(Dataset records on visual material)
++++++

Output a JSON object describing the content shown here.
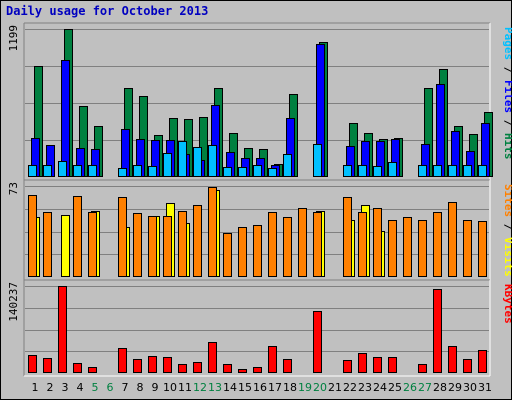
{
  "chart_data": {
    "type": "bar",
    "title": "Daily usage for October 2013",
    "days": [
      "1",
      "2",
      "3",
      "4",
      "5",
      "6",
      "7",
      "8",
      "9",
      "10",
      "11",
      "12",
      "13",
      "14",
      "15",
      "16",
      "17",
      "18",
      "19",
      "20",
      "21",
      "22",
      "23",
      "24",
      "25",
      "26",
      "27",
      "28",
      "29",
      "30",
      "31"
    ],
    "weekend_days": [
      "5",
      "6",
      "12",
      "13",
      "19",
      "20",
      "26",
      "27"
    ],
    "panels": [
      {
        "name": "hits",
        "ymax_label": "1199",
        "ymax": 1199,
        "series": [
          {
            "name": "Hits",
            "color": "#008040",
            "values": [
              900,
              0,
              1199,
              575,
              410,
              0,
              720,
              660,
              340,
              480,
              470,
              490,
              725,
              355,
              235,
              225,
              105,
              670,
              0,
              1095,
              0,
              440,
              360,
              305,
              315,
              0,
              720,
              875,
              410,
              350,
              525
            ]
          },
          {
            "name": "Files",
            "color": "#0000ff",
            "values": [
              320,
              258,
              950,
              235,
              230,
              0,
              390,
              310,
              300,
              300,
              190,
              135,
              585,
              205,
              155,
              150,
              95,
              475,
              0,
              1080,
              0,
              255,
              290,
              290,
              310,
              0,
              265,
              750,
              370,
              210,
              440
            ]
          },
          {
            "name": "Pages",
            "color": "#00c0ff",
            "values": [
              95,
              95,
              130,
              95,
              95,
              0,
              70,
              95,
              90,
              195,
              290,
              245,
              260,
              80,
              80,
              95,
              70,
              185,
              0,
              270,
              0,
              95,
              95,
              90,
              120,
              0,
              95,
              95,
              95,
              95,
              95
            ]
          }
        ],
        "legend": [
          {
            "text": "Pages",
            "color": "#00c0ff"
          },
          {
            "text": " / ",
            "color": "#000000"
          },
          {
            "text": "Files",
            "color": "#0000ff"
          },
          {
            "text": " / ",
            "color": "#000000"
          },
          {
            "text": "Hits",
            "color": "#008040"
          }
        ]
      },
      {
        "name": "visits",
        "ymax_label": "73",
        "ymax": 73,
        "series": [
          {
            "name": "Visits",
            "color": "#ffff00",
            "values": [
              48,
              0,
              50,
              0,
              53,
              0,
              40,
              0,
              49,
              59,
              43,
              0,
              70,
              0,
              0,
              0,
              0,
              0,
              0,
              53,
              0,
              46,
              58,
              37,
              0,
              0,
              0,
              0,
              0,
              0,
              0
            ]
          },
          {
            "name": "Sites",
            "color": "#ff8000",
            "values": [
              66,
              52,
              0,
              65,
              52,
              0,
              64,
              51,
              49,
              49,
              53,
              58,
              72,
              35,
              40,
              42,
              52,
              48,
              55,
              52,
              0,
              64,
              52,
              55,
              46,
              48,
              46,
              52,
              60,
              46,
              45
            ]
          }
        ],
        "legend": [
          {
            "text": "Sites",
            "color": "#ff8000"
          },
          {
            "text": " / ",
            "color": "#000000"
          },
          {
            "text": "Visits",
            "color": "#ffff00"
          }
        ]
      },
      {
        "name": "kbytes",
        "ymax_label": "140237",
        "ymax": 140237,
        "series": [
          {
            "name": "KBytes",
            "color": "#ff0000",
            "values": [
              29000,
              24000,
              140237,
              16000,
              10000,
              0,
              41000,
              22000,
              27000,
              26000,
              15000,
              17000,
              50000,
              14000,
              6000,
              9000,
              44000,
              23000,
              0,
              99500,
              0,
              21000,
              33000,
              26000,
              25000,
              0,
              15000,
              135000,
              43000,
              22000,
              37000
            ]
          }
        ],
        "legend": [
          {
            "text": "KBytes",
            "color": "#ff0000"
          }
        ]
      }
    ]
  }
}
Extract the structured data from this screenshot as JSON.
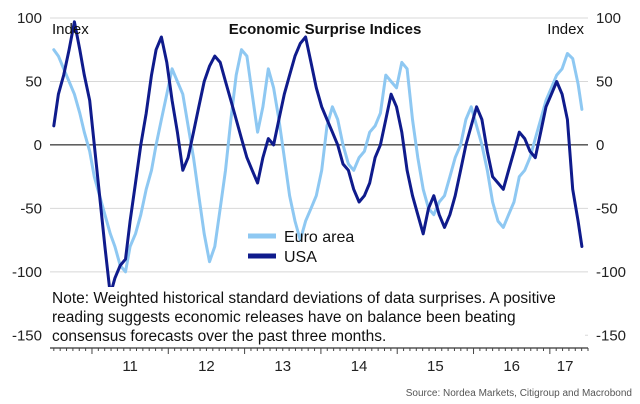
{
  "chart_data": {
    "type": "line",
    "title": "Economic Surprise Indices",
    "ylabel_left": "Index",
    "ylabel_right": "Index",
    "ylim": [
      -160,
      100
    ],
    "yticks": [
      100,
      50,
      0,
      -50,
      -100,
      -150
    ],
    "xlim": [
      2010.45,
      2017.5
    ],
    "xticks": [
      {
        "label": "11",
        "x": 2011.5
      },
      {
        "label": "12",
        "x": 2012.5
      },
      {
        "label": "13",
        "x": 2013.5
      },
      {
        "label": "14",
        "x": 2014.5
      },
      {
        "label": "15",
        "x": 2015.5
      },
      {
        "label": "16",
        "x": 2016.5
      },
      {
        "label": "17",
        "x": 2017.2
      }
    ],
    "legend": "center-left",
    "series": [
      {
        "name": "Euro area",
        "color": "#8ec8f2",
        "x": [
          2010.5,
          2010.56,
          2010.63,
          2010.7,
          2010.77,
          2010.84,
          2010.9,
          2010.97,
          2011.03,
          2011.1,
          2011.17,
          2011.24,
          2011.3,
          2011.37,
          2011.44,
          2011.5,
          2011.57,
          2011.64,
          2011.71,
          2011.78,
          2011.84,
          2011.91,
          2011.98,
          2012.05,
          2012.12,
          2012.19,
          2012.26,
          2012.33,
          2012.4,
          2012.47,
          2012.54,
          2012.61,
          2012.68,
          2012.75,
          2012.82,
          2012.89,
          2012.96,
          2013.03,
          2013.1,
          2013.17,
          2013.24,
          2013.31,
          2013.38,
          2013.45,
          2013.52,
          2013.59,
          2013.66,
          2013.73,
          2013.8,
          2013.87,
          2013.94,
          2014.01,
          2014.08,
          2014.15,
          2014.22,
          2014.29,
          2014.36,
          2014.43,
          2014.5,
          2014.57,
          2014.64,
          2014.71,
          2014.78,
          2014.85,
          2014.92,
          2014.99,
          2015.06,
          2015.13,
          2015.2,
          2015.27,
          2015.34,
          2015.41,
          2015.48,
          2015.55,
          2015.62,
          2015.69,
          2015.76,
          2015.83,
          2015.9,
          2015.97,
          2016.04,
          2016.11,
          2016.18,
          2016.25,
          2016.32,
          2016.39,
          2016.46,
          2016.53,
          2016.6,
          2016.67,
          2016.74,
          2016.81,
          2016.88,
          2016.95,
          2017.02,
          2017.09,
          2017.16,
          2017.23,
          2017.3,
          2017.37,
          2017.42
        ],
        "values": [
          75,
          70,
          60,
          50,
          40,
          25,
          10,
          -5,
          -25,
          -40,
          -55,
          -70,
          -80,
          -95,
          -100,
          -80,
          -70,
          -55,
          -35,
          -20,
          0,
          20,
          40,
          60,
          50,
          40,
          15,
          -10,
          -40,
          -70,
          -92,
          -80,
          -50,
          -20,
          20,
          55,
          75,
          70,
          40,
          10,
          30,
          60,
          45,
          20,
          -10,
          -40,
          -60,
          -75,
          -60,
          -50,
          -40,
          -20,
          15,
          30,
          20,
          0,
          -15,
          -20,
          -10,
          -5,
          10,
          15,
          25,
          55,
          50,
          45,
          65,
          60,
          20,
          -10,
          -35,
          -50,
          -55,
          -45,
          -40,
          -25,
          -10,
          0,
          20,
          30,
          15,
          0,
          -20,
          -45,
          -60,
          -65,
          -55,
          -45,
          -25,
          -20,
          -10,
          5,
          20,
          35,
          45,
          55,
          60,
          72,
          68,
          48,
          28
        ]
      },
      {
        "name": "USA",
        "color": "#0f1b8c",
        "x": [
          2010.5,
          2010.56,
          2010.63,
          2010.7,
          2010.77,
          2010.84,
          2010.9,
          2010.97,
          2011.03,
          2011.1,
          2011.17,
          2011.24,
          2011.3,
          2011.37,
          2011.44,
          2011.5,
          2011.57,
          2011.64,
          2011.71,
          2011.78,
          2011.84,
          2011.91,
          2011.98,
          2012.05,
          2012.12,
          2012.19,
          2012.26,
          2012.33,
          2012.4,
          2012.47,
          2012.54,
          2012.61,
          2012.68,
          2012.75,
          2012.82,
          2012.89,
          2012.96,
          2013.03,
          2013.1,
          2013.17,
          2013.24,
          2013.31,
          2013.38,
          2013.45,
          2013.52,
          2013.59,
          2013.66,
          2013.73,
          2013.8,
          2013.87,
          2013.94,
          2014.01,
          2014.08,
          2014.15,
          2014.22,
          2014.29,
          2014.36,
          2014.43,
          2014.5,
          2014.57,
          2014.64,
          2014.71,
          2014.78,
          2014.85,
          2014.92,
          2014.99,
          2015.06,
          2015.13,
          2015.2,
          2015.27,
          2015.34,
          2015.41,
          2015.48,
          2015.55,
          2015.62,
          2015.69,
          2015.76,
          2015.83,
          2015.9,
          2015.97,
          2016.04,
          2016.11,
          2016.18,
          2016.25,
          2016.32,
          2016.39,
          2016.46,
          2016.53,
          2016.6,
          2016.67,
          2016.74,
          2016.81,
          2016.88,
          2016.95,
          2017.02,
          2017.09,
          2017.16,
          2017.23,
          2017.3,
          2017.37,
          2017.42
        ],
        "values": [
          15,
          40,
          55,
          75,
          97,
          75,
          55,
          35,
          0,
          -40,
          -80,
          -118,
          -105,
          -95,
          -90,
          -60,
          -30,
          0,
          25,
          55,
          75,
          85,
          65,
          35,
          10,
          -20,
          -10,
          10,
          30,
          50,
          62,
          70,
          65,
          50,
          35,
          20,
          5,
          -10,
          -20,
          -30,
          -10,
          5,
          0,
          20,
          40,
          55,
          70,
          80,
          85,
          65,
          45,
          30,
          20,
          10,
          0,
          -15,
          -20,
          -35,
          -45,
          -40,
          -30,
          -10,
          0,
          20,
          40,
          30,
          10,
          -20,
          -40,
          -55,
          -70,
          -50,
          -40,
          -55,
          -65,
          -55,
          -40,
          -20,
          0,
          15,
          30,
          20,
          -5,
          -25,
          -30,
          -35,
          -20,
          -5,
          10,
          5,
          -5,
          -10,
          10,
          30,
          40,
          50,
          40,
          20,
          -35,
          -60,
          -80
        ]
      }
    ],
    "annotation": "Note: Weighted historical standard deviations of data surprises. A positive reading suggests economic releases have on balance been beating consensus forecasts over the past three months.",
    "source": "Source: Nordea Markets, Citigroup and Macrobond"
  }
}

++++++

For each line above that contains the word "name", copy that line.

        "name": "hits",
            "name": "Hits",
            "name": "Files",
            "name": "Pages",
        "name": "visits",
            "name": "Visits",
            "name": "Sites",
        "name": "kbytes",
            "name": "KBytes",
        "name": "Euro area",
        "name": "USA",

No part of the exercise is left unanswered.